*Your instructions*.
Using the listing below, select the lines with the word "Schwebeladung" and copy them.

*Given information*.
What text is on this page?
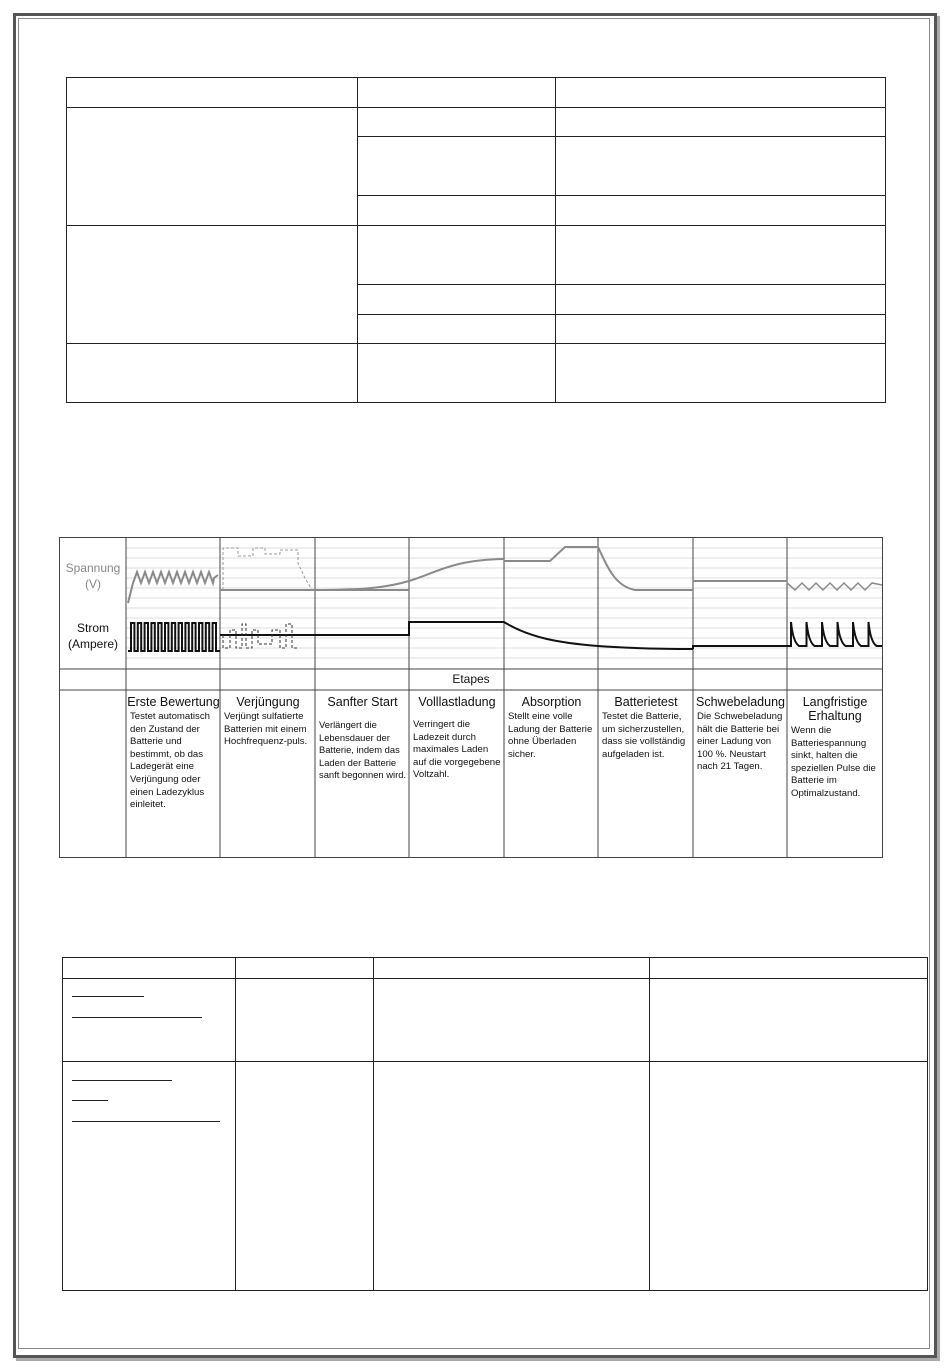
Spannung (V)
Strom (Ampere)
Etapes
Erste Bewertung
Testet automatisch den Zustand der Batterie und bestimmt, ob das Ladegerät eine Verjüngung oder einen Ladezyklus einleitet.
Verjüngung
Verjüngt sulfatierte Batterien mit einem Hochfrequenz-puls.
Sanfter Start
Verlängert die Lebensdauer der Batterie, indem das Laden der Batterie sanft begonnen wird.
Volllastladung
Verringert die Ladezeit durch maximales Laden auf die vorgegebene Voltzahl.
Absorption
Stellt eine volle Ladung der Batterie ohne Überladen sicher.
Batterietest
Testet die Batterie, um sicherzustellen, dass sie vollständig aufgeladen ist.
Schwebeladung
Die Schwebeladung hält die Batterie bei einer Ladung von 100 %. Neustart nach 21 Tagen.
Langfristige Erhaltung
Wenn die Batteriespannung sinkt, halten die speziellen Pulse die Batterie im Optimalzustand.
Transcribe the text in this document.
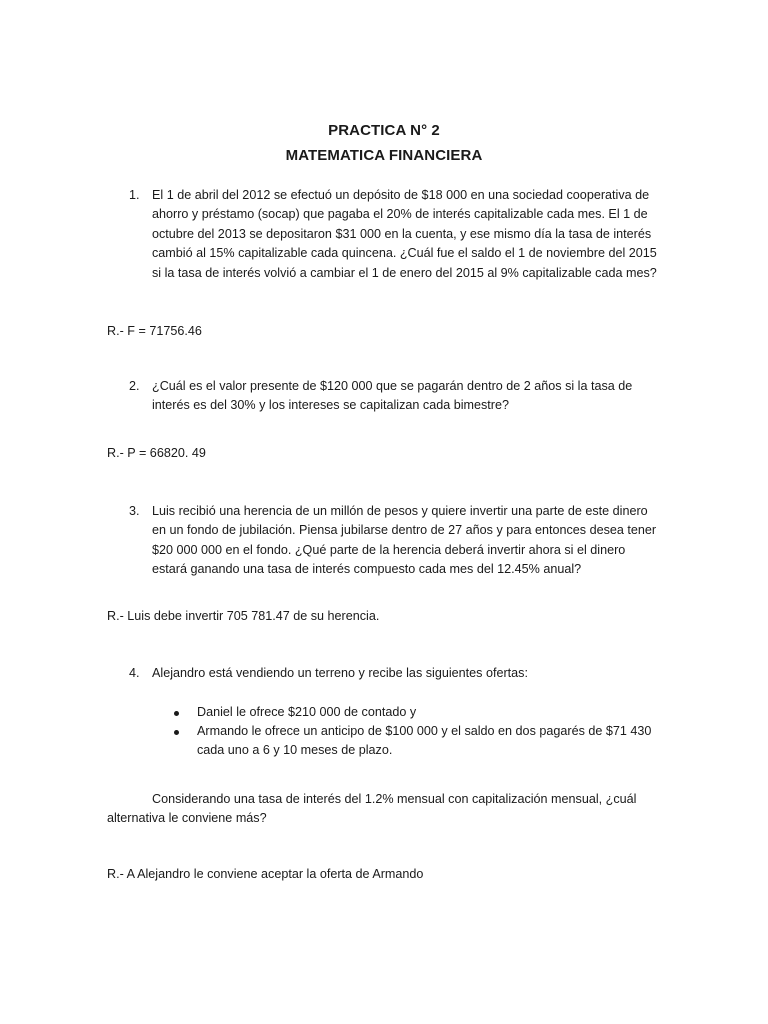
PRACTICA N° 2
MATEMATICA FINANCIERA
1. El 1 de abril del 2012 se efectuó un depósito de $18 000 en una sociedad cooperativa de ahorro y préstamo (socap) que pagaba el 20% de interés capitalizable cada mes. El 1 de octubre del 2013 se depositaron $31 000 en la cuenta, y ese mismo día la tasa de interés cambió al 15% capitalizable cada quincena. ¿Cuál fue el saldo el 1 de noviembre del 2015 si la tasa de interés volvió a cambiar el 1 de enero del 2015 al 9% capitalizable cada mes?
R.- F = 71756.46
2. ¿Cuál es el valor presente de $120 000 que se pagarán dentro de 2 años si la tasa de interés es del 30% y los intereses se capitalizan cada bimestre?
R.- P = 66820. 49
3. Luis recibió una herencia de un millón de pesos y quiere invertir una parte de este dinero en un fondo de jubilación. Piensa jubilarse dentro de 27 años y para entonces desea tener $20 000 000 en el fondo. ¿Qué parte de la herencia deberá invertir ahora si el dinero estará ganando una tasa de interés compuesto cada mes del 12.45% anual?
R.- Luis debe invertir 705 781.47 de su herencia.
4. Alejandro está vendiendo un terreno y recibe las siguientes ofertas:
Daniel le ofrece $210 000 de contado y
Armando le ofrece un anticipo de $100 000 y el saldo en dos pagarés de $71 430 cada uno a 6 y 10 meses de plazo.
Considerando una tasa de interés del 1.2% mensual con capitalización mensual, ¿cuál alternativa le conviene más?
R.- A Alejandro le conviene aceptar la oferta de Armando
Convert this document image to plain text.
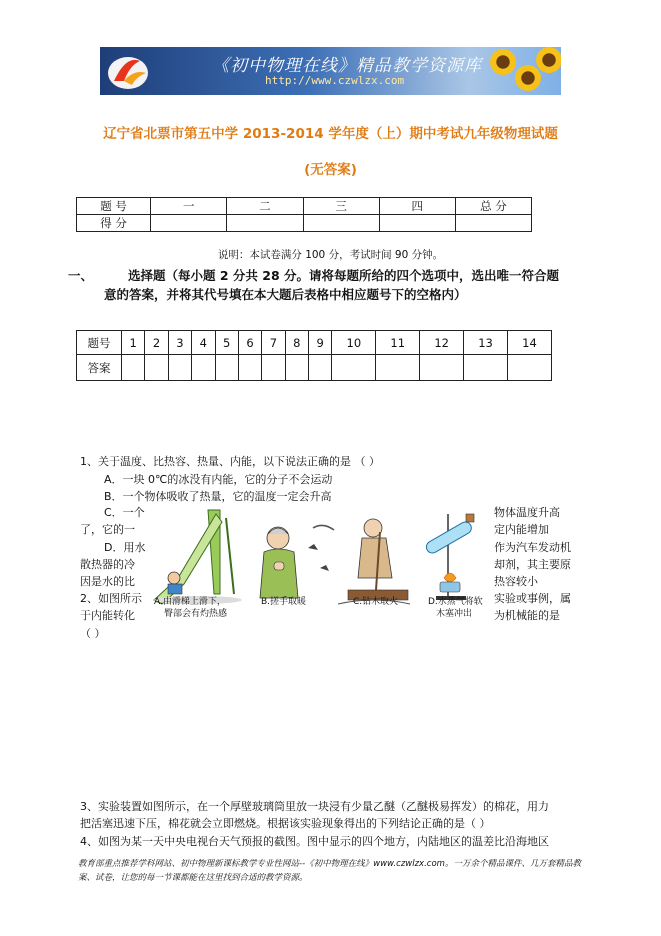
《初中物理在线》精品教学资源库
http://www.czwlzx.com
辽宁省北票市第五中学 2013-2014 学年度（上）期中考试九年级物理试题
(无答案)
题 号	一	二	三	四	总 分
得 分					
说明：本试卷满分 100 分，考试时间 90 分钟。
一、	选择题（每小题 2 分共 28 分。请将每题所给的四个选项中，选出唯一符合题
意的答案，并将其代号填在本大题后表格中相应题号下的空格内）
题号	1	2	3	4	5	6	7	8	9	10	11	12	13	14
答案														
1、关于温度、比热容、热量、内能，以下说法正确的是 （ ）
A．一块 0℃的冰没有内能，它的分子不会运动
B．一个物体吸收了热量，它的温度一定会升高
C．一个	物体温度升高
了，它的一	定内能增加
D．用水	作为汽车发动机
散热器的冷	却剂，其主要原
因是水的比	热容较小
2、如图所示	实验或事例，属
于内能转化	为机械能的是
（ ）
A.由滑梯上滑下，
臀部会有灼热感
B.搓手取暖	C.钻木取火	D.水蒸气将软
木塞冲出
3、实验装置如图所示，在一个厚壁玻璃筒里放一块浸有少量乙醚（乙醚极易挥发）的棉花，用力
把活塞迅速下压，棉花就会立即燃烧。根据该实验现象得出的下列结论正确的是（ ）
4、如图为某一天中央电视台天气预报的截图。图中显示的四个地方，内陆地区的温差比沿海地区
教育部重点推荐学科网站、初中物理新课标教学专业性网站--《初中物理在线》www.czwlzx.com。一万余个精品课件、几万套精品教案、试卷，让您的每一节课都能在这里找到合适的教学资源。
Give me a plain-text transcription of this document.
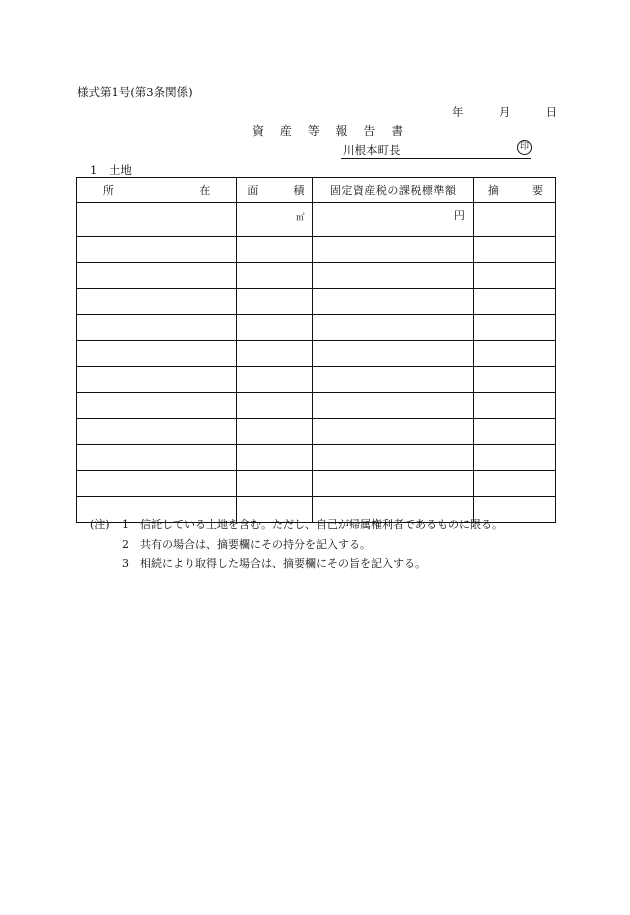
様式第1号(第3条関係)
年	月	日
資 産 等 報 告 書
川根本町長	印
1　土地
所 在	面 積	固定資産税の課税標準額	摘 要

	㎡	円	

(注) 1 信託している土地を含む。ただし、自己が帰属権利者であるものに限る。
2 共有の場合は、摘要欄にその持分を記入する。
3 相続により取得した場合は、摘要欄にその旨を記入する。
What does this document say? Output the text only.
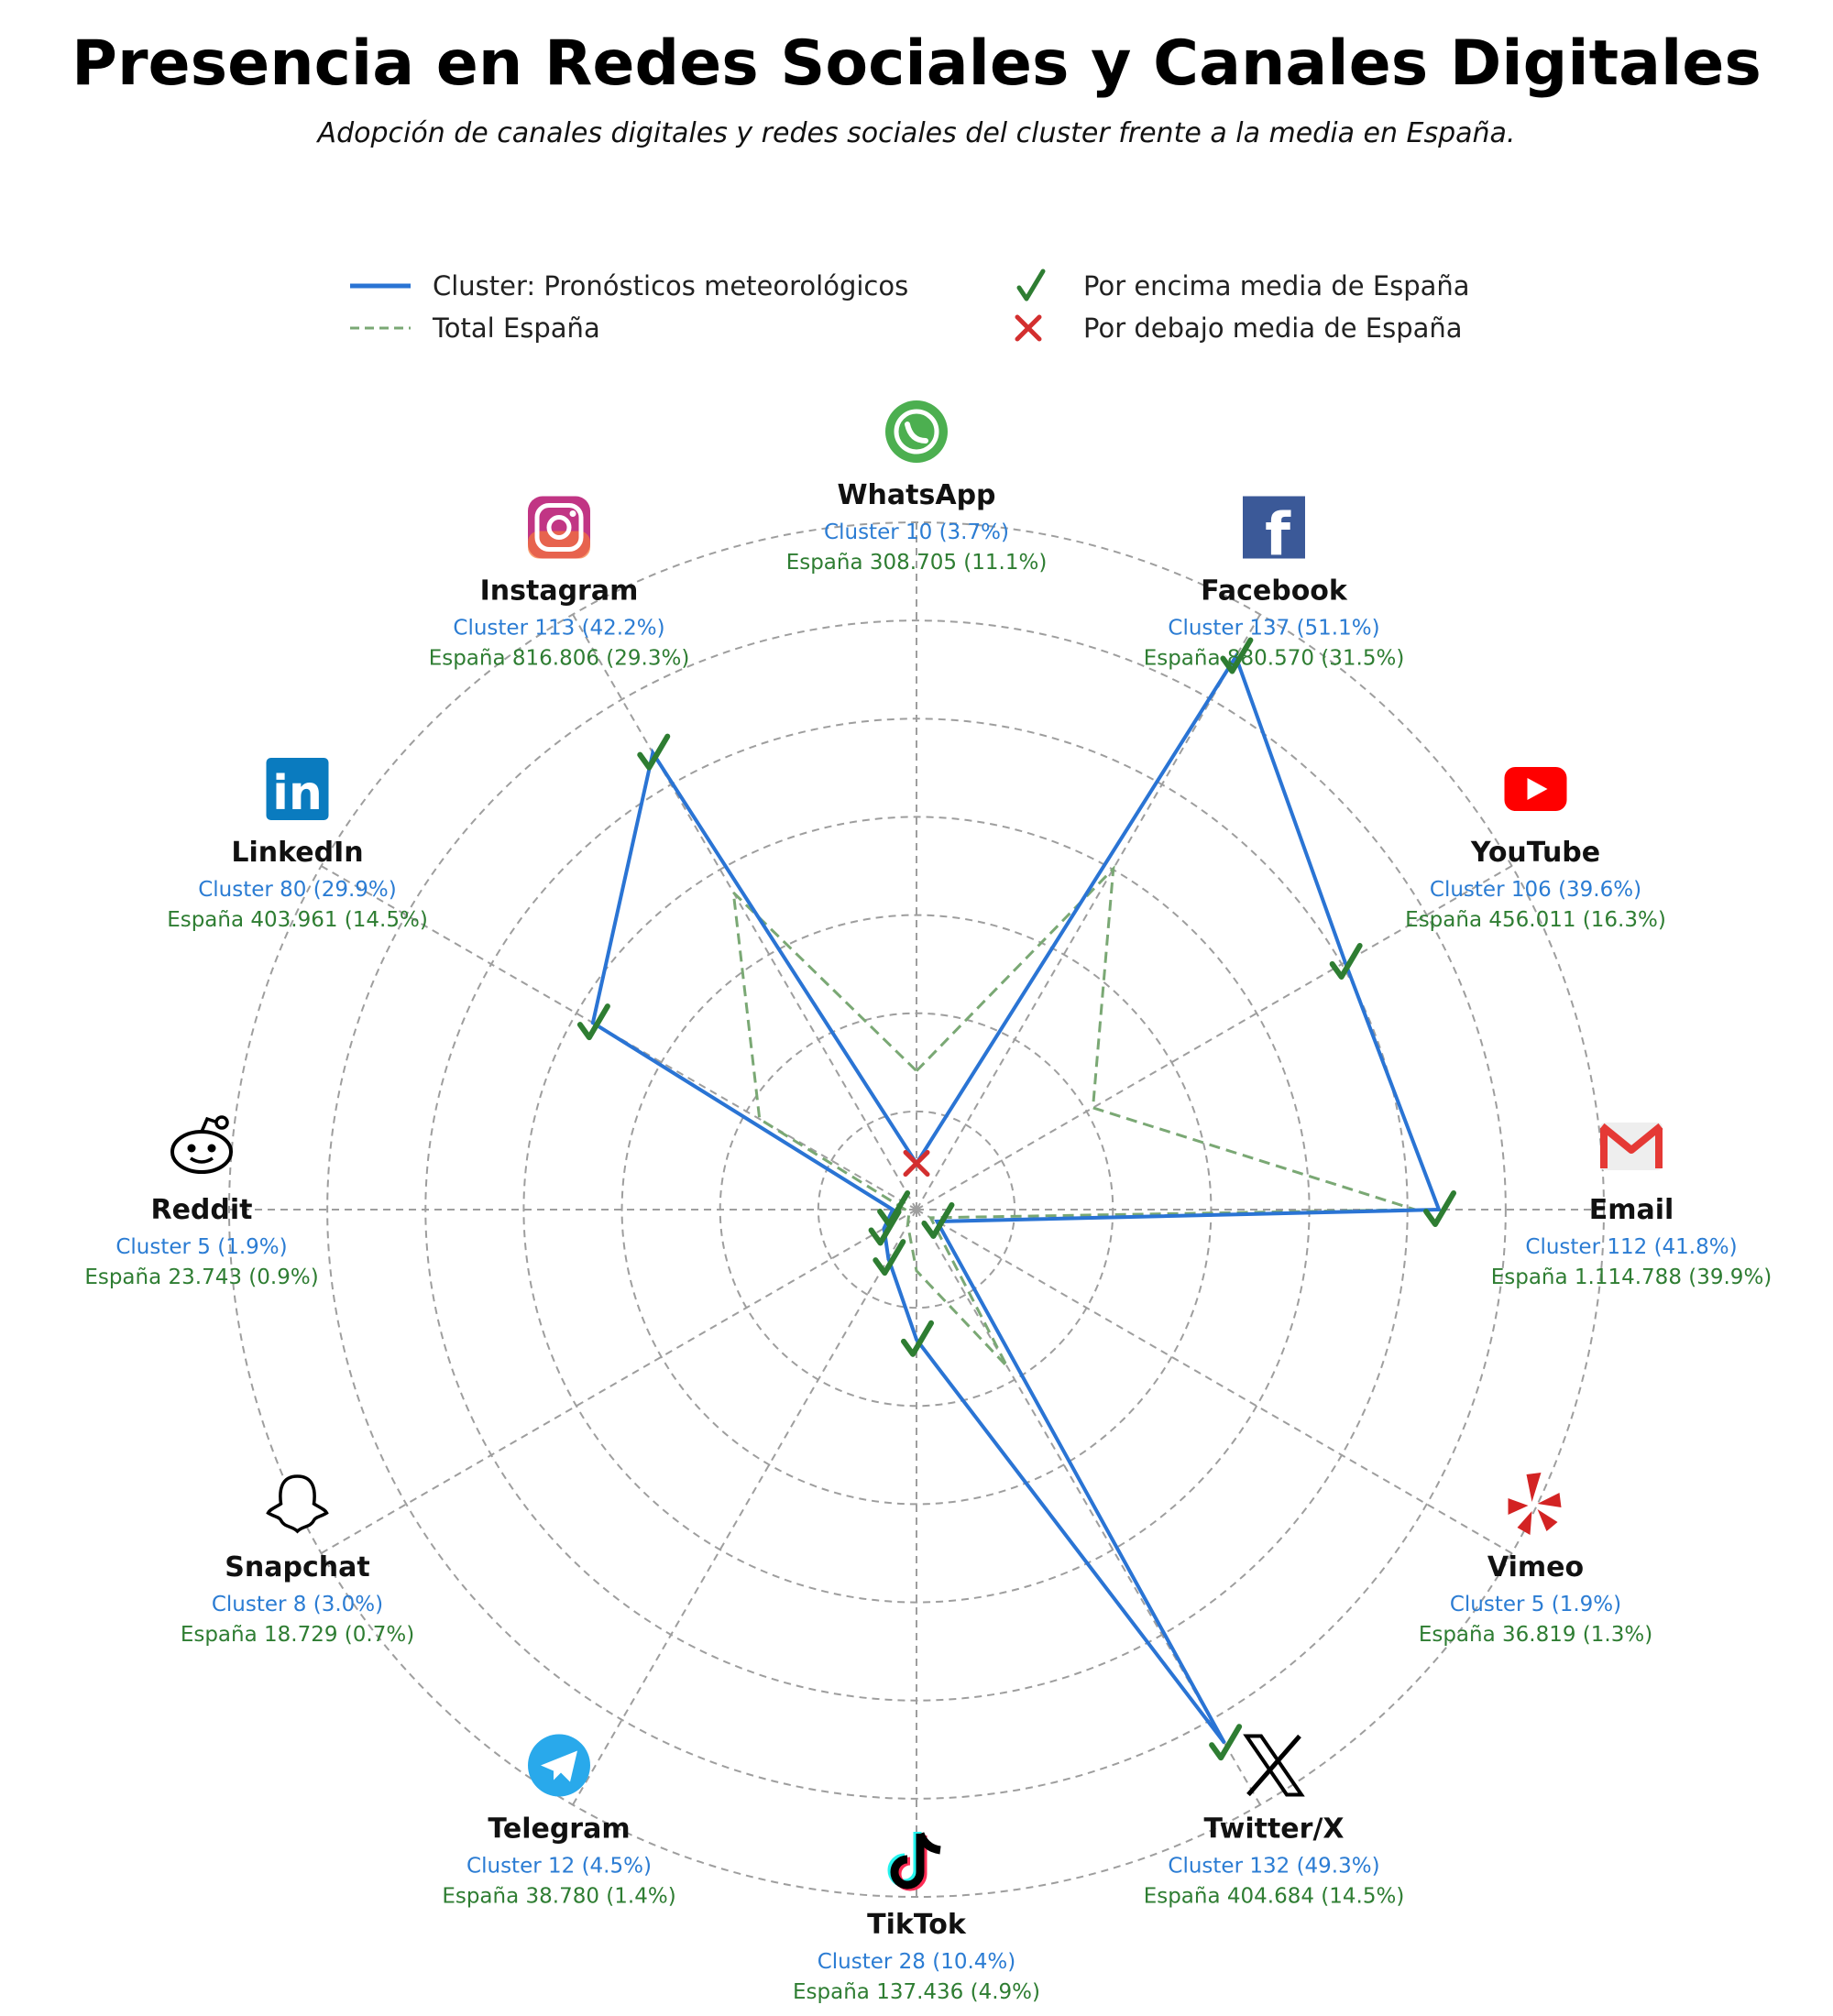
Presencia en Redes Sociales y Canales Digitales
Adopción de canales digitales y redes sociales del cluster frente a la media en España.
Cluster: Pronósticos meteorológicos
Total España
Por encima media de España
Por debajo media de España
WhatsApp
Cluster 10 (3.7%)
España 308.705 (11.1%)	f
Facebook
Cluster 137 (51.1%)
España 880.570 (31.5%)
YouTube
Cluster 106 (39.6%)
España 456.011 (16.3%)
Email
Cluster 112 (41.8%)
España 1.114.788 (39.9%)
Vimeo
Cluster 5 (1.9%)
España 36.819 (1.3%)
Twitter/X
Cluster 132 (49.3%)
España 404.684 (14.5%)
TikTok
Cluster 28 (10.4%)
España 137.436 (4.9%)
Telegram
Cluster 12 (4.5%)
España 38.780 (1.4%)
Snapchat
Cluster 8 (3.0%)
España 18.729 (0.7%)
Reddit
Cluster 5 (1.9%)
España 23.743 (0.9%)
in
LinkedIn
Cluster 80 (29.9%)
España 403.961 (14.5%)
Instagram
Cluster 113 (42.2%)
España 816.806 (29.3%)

*Exercise result*.
Schwebeladung
Die Schwebeladung hält die Batterie bei einer Ladung von 100 %. Neustart nach 21 Tagen.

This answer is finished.